* start *

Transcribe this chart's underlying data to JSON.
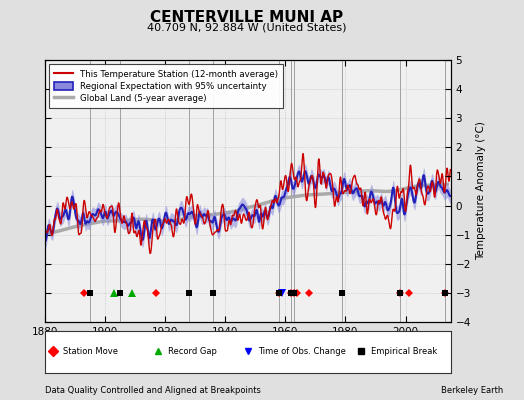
{
  "title": "CENTERVILLE MUNI AP",
  "subtitle": "40.709 N, 92.884 W (United States)",
  "footer_left": "Data Quality Controlled and Aligned at Breakpoints",
  "footer_right": "Berkeley Earth",
  "ylabel": "Temperature Anomaly (°C)",
  "xlim": [
    1880,
    2015
  ],
  "ylim": [
    -4,
    5
  ],
  "yticks": [
    -4,
    -3,
    -2,
    -1,
    0,
    1,
    2,
    3,
    4,
    5
  ],
  "xticks": [
    1880,
    1900,
    1920,
    1940,
    1960,
    1980,
    2000
  ],
  "bg_color": "#e0e0e0",
  "plot_bg_color": "#f0f0f0",
  "station_moves": [
    1893,
    1917,
    1958,
    1962,
    1963,
    1964,
    1968,
    1998,
    2001,
    2013
  ],
  "record_gaps": [
    1903,
    1909
  ],
  "tobs_changes": [
    1959
  ],
  "empirical_breaks": [
    1895,
    1905,
    1928,
    1936,
    1958,
    1962,
    1963,
    1979,
    1998,
    2013
  ],
  "break_y": -3.0,
  "vertical_lines_years": [
    1895,
    1905,
    1928,
    1936,
    1958,
    1962,
    1963,
    1979,
    1998,
    2013
  ],
  "station_color": "#cc0000",
  "regional_color": "#2222bb",
  "regional_fill": "#8888dd",
  "global_color": "#aaaaaa",
  "global_linewidth": 2.5,
  "station_linewidth": 1.0,
  "regional_linewidth": 1.5
}
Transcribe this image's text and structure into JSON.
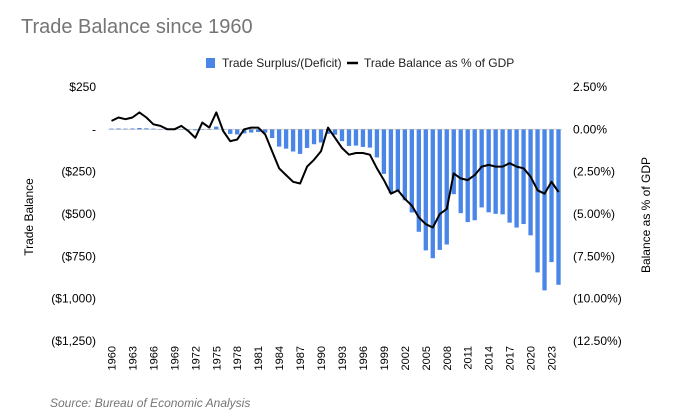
{
  "chart_data": {
    "type": "bar+line",
    "title": "Trade Balance since 1960",
    "source": "Source: Bureau of Economic Analysis",
    "xlabel": "",
    "ylabel": "Trade Balance",
    "y2label": "Balance as % of GDP",
    "ylim": [
      -1250,
      250
    ],
    "y2lim": [
      -12.5,
      2.5
    ],
    "yticks": [
      {
        "v": 250,
        "label": "$250"
      },
      {
        "v": 0,
        "label": "-"
      },
      {
        "v": -250,
        "label": "($250)"
      },
      {
        "v": -500,
        "label": "($500)"
      },
      {
        "v": -750,
        "label": "($750)"
      },
      {
        "v": -1000,
        "label": "($1,000)"
      },
      {
        "v": -1250,
        "label": "($1,250)"
      }
    ],
    "y2ticks": [
      {
        "v": 2.5,
        "label": "2.50%"
      },
      {
        "v": 0,
        "label": "0.00%"
      },
      {
        "v": -2.5,
        "label": "(2.50%)"
      },
      {
        "v": -5,
        "label": "(5.00%)"
      },
      {
        "v": -7.5,
        "label": "(7.50%)"
      },
      {
        "v": -10,
        "label": "(10.00%)"
      },
      {
        "v": -12.5,
        "label": "(12.50%)"
      }
    ],
    "xtick_labels": [
      "1960",
      "1963",
      "1966",
      "1969",
      "1972",
      "1975",
      "1978",
      "1981",
      "1984",
      "1987",
      "1990",
      "1993",
      "1996",
      "1999",
      "2002",
      "2005",
      "2008",
      "2011",
      "2014",
      "2017",
      "2020",
      "2023"
    ],
    "years": [
      1960,
      1961,
      1962,
      1963,
      1964,
      1965,
      1966,
      1967,
      1968,
      1969,
      1970,
      1971,
      1972,
      1973,
      1974,
      1975,
      1976,
      1977,
      1978,
      1979,
      1980,
      1981,
      1982,
      1983,
      1984,
      1985,
      1986,
      1987,
      1988,
      1989,
      1990,
      1991,
      1992,
      1993,
      1994,
      1995,
      1996,
      1997,
      1998,
      1999,
      2000,
      2001,
      2002,
      2003,
      2004,
      2005,
      2006,
      2007,
      2008,
      2009,
      2010,
      2011,
      2012,
      2013,
      2014,
      2015,
      2016,
      2017,
      2018,
      2019,
      2020,
      2021,
      2022,
      2023,
      2024
    ],
    "series": [
      {
        "name": "Trade Surplus/(Deficit)",
        "type": "bar",
        "color": "#4a86e8",
        "axis": "left",
        "values": [
          4,
          5,
          4,
          5,
          8,
          6,
          4,
          2,
          0,
          0,
          2,
          -1,
          -6,
          2,
          -3,
          16,
          -2,
          -27,
          -30,
          -24,
          -19,
          -16,
          -20,
          -51,
          -102,
          -114,
          -131,
          -145,
          -110,
          -88,
          -78,
          -27,
          -32,
          -70,
          -98,
          -96,
          -104,
          -108,
          -166,
          -263,
          -378,
          -362,
          -419,
          -491,
          -605,
          -715,
          -761,
          -712,
          -680,
          -383,
          -495,
          -548,
          -537,
          -461,
          -490,
          -499,
          -502,
          -551,
          -580,
          -559,
          -626,
          -845,
          -951,
          -784,
          -918
        ]
      },
      {
        "name": "Trade Balance as % of GDP",
        "type": "line",
        "color": "#000000",
        "axis": "right",
        "values": [
          0.5,
          0.7,
          0.6,
          0.7,
          1.0,
          0.7,
          0.3,
          0.2,
          0.0,
          0.0,
          0.2,
          -0.1,
          -0.5,
          0.4,
          0.1,
          1.0,
          -0.1,
          -0.7,
          -0.6,
          0.0,
          0.1,
          0.1,
          -0.3,
          -1.3,
          -2.3,
          -2.7,
          -3.1,
          -3.2,
          -2.2,
          -1.8,
          -1.3,
          0.1,
          -0.5,
          -1.1,
          -1.5,
          -1.4,
          -1.4,
          -1.5,
          -2.3,
          -3.0,
          -3.8,
          -3.6,
          -4.1,
          -4.5,
          -5.2,
          -5.6,
          -5.8,
          -5.0,
          -4.7,
          -2.6,
          -2.9,
          -3.0,
          -2.7,
          -2.2,
          -2.1,
          -2.2,
          -2.2,
          -2.0,
          -2.2,
          -2.3,
          -2.8,
          -3.6,
          -3.8,
          -3.1,
          -3.7
        ]
      }
    ],
    "legend": {
      "position": "top",
      "labels": [
        "Trade Surplus/(Deficit)",
        "Trade Balance as % of GDP"
      ]
    }
  }
}
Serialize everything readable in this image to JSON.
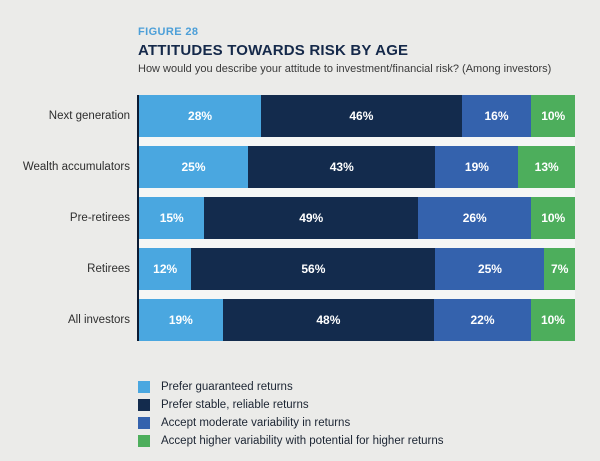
{
  "header": {
    "figure_label": "FIGURE 28",
    "title": "ATTITUDES TOWARDS RISK BY AGE",
    "subtitle": "How would you describe your attitude to investment/financial risk? (Among investors)"
  },
  "colors": {
    "background": "#EBEBE9",
    "figure_label": "#4C9FD8",
    "title_text": "#15294A",
    "axis_line": "#0B1B33",
    "row_gap": "#F5F6F5",
    "series": [
      "#4AA7E0",
      "#132B4D",
      "#3462AD",
      "#4DAE5C"
    ]
  },
  "chart_data": {
    "type": "bar",
    "orientation": "horizontal",
    "stacked": true,
    "title": "ATTITUDES TOWARDS RISK BY AGE",
    "subtitle": "How would you describe your attitude to investment/financial risk? (Among investors)",
    "categories": [
      "Next generation",
      "Wealth accumulators",
      "Pre-retirees",
      "Retirees",
      "All investors"
    ],
    "series": [
      {
        "name": "Prefer guaranteed returns",
        "color": "#4AA7E0",
        "values": [
          28,
          25,
          15,
          12,
          19
        ]
      },
      {
        "name": "Prefer stable, reliable returns",
        "color": "#132B4D",
        "values": [
          46,
          43,
          49,
          56,
          48
        ]
      },
      {
        "name": "Accept moderate variability in returns",
        "color": "#3462AD",
        "values": [
          16,
          19,
          26,
          25,
          22
        ]
      },
      {
        "name": "Accept higher variability with potential for higher returns",
        "color": "#4DAE5C",
        "values": [
          10,
          13,
          10,
          7,
          10
        ]
      }
    ],
    "value_suffix": "%",
    "xlim": [
      0,
      100
    ],
    "grid": false,
    "legend_position": "bottom"
  }
}
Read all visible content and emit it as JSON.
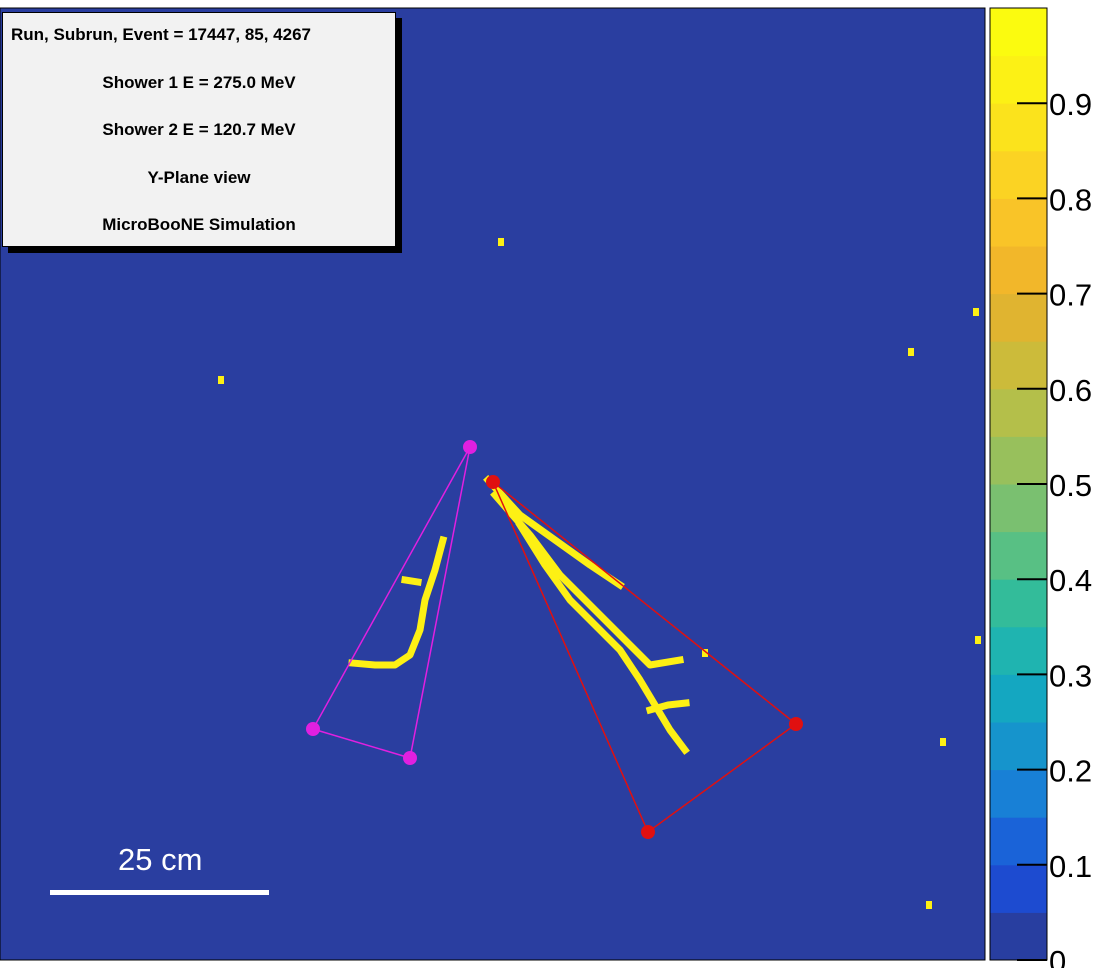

* end *

Filter out all lines lacking the word "Accept" and copy the rest.

RIGHT ANSWER:
        "name": "Accept moderate variability in returns",
        "name": "Accept higher variability with potential for higher returns",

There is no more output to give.